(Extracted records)
★ ★ ★ ★ ★ ★ ★
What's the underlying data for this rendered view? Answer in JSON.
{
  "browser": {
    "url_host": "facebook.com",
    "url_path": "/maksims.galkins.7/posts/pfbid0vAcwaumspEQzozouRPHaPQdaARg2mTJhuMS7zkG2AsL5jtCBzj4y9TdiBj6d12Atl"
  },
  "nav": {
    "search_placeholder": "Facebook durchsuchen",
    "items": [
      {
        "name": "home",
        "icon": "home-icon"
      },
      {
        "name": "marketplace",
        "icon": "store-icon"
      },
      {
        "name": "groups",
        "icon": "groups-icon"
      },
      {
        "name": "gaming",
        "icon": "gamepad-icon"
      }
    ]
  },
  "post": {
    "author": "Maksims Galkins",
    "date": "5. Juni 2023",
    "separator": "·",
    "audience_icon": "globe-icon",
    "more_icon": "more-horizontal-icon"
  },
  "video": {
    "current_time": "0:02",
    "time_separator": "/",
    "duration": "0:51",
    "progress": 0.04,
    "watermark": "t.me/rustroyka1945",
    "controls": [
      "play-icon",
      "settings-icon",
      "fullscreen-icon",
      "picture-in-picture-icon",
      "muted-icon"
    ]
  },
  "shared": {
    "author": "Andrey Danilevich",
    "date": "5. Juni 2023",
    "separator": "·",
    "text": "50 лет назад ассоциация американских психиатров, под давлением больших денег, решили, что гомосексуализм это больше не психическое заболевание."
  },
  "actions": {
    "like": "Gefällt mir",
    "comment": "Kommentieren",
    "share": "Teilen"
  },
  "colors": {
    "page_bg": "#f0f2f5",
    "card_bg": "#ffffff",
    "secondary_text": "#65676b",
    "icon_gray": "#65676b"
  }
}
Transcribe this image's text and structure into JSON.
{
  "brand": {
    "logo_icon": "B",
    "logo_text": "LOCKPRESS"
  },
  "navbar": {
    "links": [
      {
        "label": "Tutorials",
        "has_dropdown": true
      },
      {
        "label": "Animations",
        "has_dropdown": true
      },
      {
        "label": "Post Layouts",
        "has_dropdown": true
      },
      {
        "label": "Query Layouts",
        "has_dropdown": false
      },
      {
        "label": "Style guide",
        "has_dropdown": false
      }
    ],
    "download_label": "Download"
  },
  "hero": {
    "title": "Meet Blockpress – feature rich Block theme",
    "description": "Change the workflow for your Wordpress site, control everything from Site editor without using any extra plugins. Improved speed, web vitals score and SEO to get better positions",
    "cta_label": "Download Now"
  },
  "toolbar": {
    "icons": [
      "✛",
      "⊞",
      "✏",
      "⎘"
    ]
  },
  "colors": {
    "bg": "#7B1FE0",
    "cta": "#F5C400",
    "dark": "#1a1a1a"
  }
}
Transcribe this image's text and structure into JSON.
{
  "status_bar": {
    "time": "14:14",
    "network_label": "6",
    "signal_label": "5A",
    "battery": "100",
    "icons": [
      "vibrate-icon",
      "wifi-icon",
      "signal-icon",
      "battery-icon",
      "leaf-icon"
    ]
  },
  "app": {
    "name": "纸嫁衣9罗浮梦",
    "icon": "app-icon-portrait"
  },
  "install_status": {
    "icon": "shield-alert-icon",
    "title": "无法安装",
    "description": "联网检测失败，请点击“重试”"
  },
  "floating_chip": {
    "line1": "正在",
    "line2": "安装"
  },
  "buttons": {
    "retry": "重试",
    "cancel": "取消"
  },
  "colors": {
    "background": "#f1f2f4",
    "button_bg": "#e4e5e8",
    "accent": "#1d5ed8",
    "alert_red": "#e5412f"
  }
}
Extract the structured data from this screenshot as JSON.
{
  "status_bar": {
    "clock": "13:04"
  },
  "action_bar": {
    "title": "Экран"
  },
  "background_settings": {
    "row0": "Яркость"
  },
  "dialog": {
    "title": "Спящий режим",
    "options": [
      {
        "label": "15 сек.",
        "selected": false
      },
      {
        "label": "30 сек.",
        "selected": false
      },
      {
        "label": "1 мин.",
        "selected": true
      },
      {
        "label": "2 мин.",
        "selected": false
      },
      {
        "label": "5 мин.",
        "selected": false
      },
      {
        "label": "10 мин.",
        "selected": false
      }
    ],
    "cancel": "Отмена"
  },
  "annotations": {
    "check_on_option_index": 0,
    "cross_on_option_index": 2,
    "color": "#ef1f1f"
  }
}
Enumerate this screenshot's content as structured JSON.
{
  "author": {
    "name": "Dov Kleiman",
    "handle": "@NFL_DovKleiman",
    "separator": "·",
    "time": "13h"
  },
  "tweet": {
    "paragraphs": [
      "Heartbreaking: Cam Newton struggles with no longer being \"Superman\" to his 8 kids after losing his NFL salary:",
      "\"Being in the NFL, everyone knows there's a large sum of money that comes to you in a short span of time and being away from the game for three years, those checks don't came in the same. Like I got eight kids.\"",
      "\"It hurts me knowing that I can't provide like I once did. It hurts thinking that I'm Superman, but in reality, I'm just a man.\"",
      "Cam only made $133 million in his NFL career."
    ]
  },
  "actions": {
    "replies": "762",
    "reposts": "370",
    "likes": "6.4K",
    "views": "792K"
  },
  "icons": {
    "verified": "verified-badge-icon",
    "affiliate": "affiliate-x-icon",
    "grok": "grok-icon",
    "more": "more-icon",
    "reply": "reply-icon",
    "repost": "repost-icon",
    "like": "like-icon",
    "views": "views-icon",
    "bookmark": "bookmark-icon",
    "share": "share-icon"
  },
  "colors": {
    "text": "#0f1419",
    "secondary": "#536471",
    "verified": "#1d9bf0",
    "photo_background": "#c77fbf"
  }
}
★ ★ ★ ★ ★ ★ ★
- Task statement
Repeat all of the entries exactly.

- Written response
What's the underlying data for this rendered view? Answer in JSON.
{
  "browser": {
    "url_host": "facebook.com",
    "url_path": "/maksims.galkins.7/posts/pfbid0vAcwaumspEQzozouRPHaPQdaARg2mTJhuMS7zkG2AsL5jtCBzj4y9TdiBj6d12Atl"
  },
  "nav": {
    "search_placeholder": "Facebook durchsuchen",
    "items": [
      {
        "name": "home",
        "icon": "home-icon"
      },
      {
        "name": "marketplace",
        "icon": "store-icon"
      },
      {
        "name": "groups",
        "icon": "groups-icon"
      },
      {
        "name": "gaming",
        "icon": "gamepad-icon"
      }
    ]
  },
  "post": {
    "author": "Maksims Galkins",
    "date": "5. Juni 2023",
    "separator": "·",
    "audience_icon": "globe-icon",
    "more_icon": "more-horizontal-icon"
  },
  "video": {
    "current_time": "0:02",
    "time_separator": "/",
    "duration": "0:51",
    "progress": 0.04,
    "watermark": "t.me/rustroyka1945",
    "controls": [
      "play-icon",
      "settings-icon",
      "fullscreen-icon",
      "picture-in-picture-icon",
      "muted-icon"
    ]
  },
  "shared": {
    "author": "Andrey Danilevich",
    "date": "5. Juni 2023",
    "separator": "·",
    "text": "50 лет назад ассоциация американских психиатров, под давлением больших денег, решили, что гомосексуализм это больше не психическое заболевание."
  },
  "actions": {
    "like": "Gefällt mir",
    "comment": "Kommentieren",
    "share": "Teilen"
  },
  "colors": {
    "page_bg": "#f0f2f5",
    "card_bg": "#ffffff",
    "secondary_text": "#65676b",
    "icon_gray": "#65676b"
  }
}
Transcribe this image's text and structure into JSON.
{
  "brand": {
    "logo_icon": "B",
    "logo_text": "LOCKPRESS"
  },
  "navbar": {
    "links": [
      {
        "label": "Tutorials",
        "has_dropdown": true
      },
      {
        "label": "Animations",
        "has_dropdown": true
      },
      {
        "label": "Post Layouts",
        "has_dropdown": true
      },
      {
        "label": "Query Layouts",
        "has_dropdown": false
      },
      {
        "label": "Style guide",
        "has_dropdown": false
      }
    ],
    "download_label": "Download"
  },
  "hero": {
    "title": "Meet Blockpress – feature rich Block theme",
    "description": "Change the workflow for your Wordpress site, control everything from Site editor without using any extra plugins. Improved speed, web vitals score and SEO to get better positions",
    "cta_label": "Download Now"
  },
  "toolbar": {
    "icons": [
      "✛",
      "⊞",
      "✏",
      "⎘"
    ]
  },
  "colors": {
    "bg": "#7B1FE0",
    "cta": "#F5C400",
    "dark": "#1a1a1a"
  }
}
Transcribe this image's text and structure into JSON.
{
  "status_bar": {
    "time": "14:14",
    "network_label": "6",
    "signal_label": "5A",
    "battery": "100",
    "icons": [
      "vibrate-icon",
      "wifi-icon",
      "signal-icon",
      "battery-icon",
      "leaf-icon"
    ]
  },
  "app": {
    "name": "纸嫁衣9罗浮梦",
    "icon": "app-icon-portrait"
  },
  "install_status": {
    "icon": "shield-alert-icon",
    "title": "无法安装",
    "description": "联网检测失败，请点击“重试”"
  },
  "floating_chip": {
    "line1": "正在",
    "line2": "安装"
  },
  "buttons": {
    "retry": "重试",
    "cancel": "取消"
  },
  "colors": {
    "background": "#f1f2f4",
    "button_bg": "#e4e5e8",
    "accent": "#1d5ed8",
    "alert_red": "#e5412f"
  }
}
Extract the structured data from this screenshot as JSON.
{
  "status_bar": {
    "clock": "13:04"
  },
  "action_bar": {
    "title": "Экран"
  },
  "background_settings": {
    "row0": "Яркость"
  },
  "dialog": {
    "title": "Спящий режим",
    "options": [
      {
        "label": "15 сек.",
        "selected": false
      },
      {
        "label": "30 сек.",
        "selected": false
      },
      {
        "label": "1 мин.",
        "selected": true
      },
      {
        "label": "2 мин.",
        "selected": false
      },
      {
        "label": "5 мин.",
        "selected": false
      },
      {
        "label": "10 мин.",
        "selected": false
      }
    ],
    "cancel": "Отмена"
  },
  "annotations": {
    "check_on_option_index": 0,
    "cross_on_option_index": 2,
    "color": "#ef1f1f"
  }
}
Enumerate this screenshot's content as structured JSON.
{
  "author": {
    "name": "Dov Kleiman",
    "handle": "@NFL_DovKleiman",
    "separator": "·",
    "time": "13h"
  },
  "tweet": {
    "paragraphs": [
      "Heartbreaking: Cam Newton struggles with no longer being \"Superman\" to his 8 kids after losing his NFL salary:",
      "\"Being in the NFL, everyone knows there's a large sum of money that comes to you in a short span of time and being away from the game for three years, those checks don't came in the same. Like I got eight kids.\"",
      "\"It hurts me knowing that I can't provide like I once did. It hurts thinking that I'm Superman, but in reality, I'm just a man.\"",
      "Cam only made $133 million in his NFL career."
    ]
  },
  "actions": {
    "replies": "762",
    "reposts": "370",
    "likes": "6.4K",
    "views": "792K"
  },
  "icons": {
    "verified": "verified-badge-icon",
    "affiliate": "affiliate-x-icon",
    "grok": "grok-icon",
    "more": "more-icon",
    "reply": "reply-icon",
    "repost": "repost-icon",
    "like": "like-icon",
    "views": "views-icon",
    "bookmark": "bookmark-icon",
    "share": "share-icon"
  },
  "colors": {
    "text": "#0f1419",
    "secondary": "#536471",
    "verified": "#1d9bf0",
    "photo_background": "#c77fbf"
  }
}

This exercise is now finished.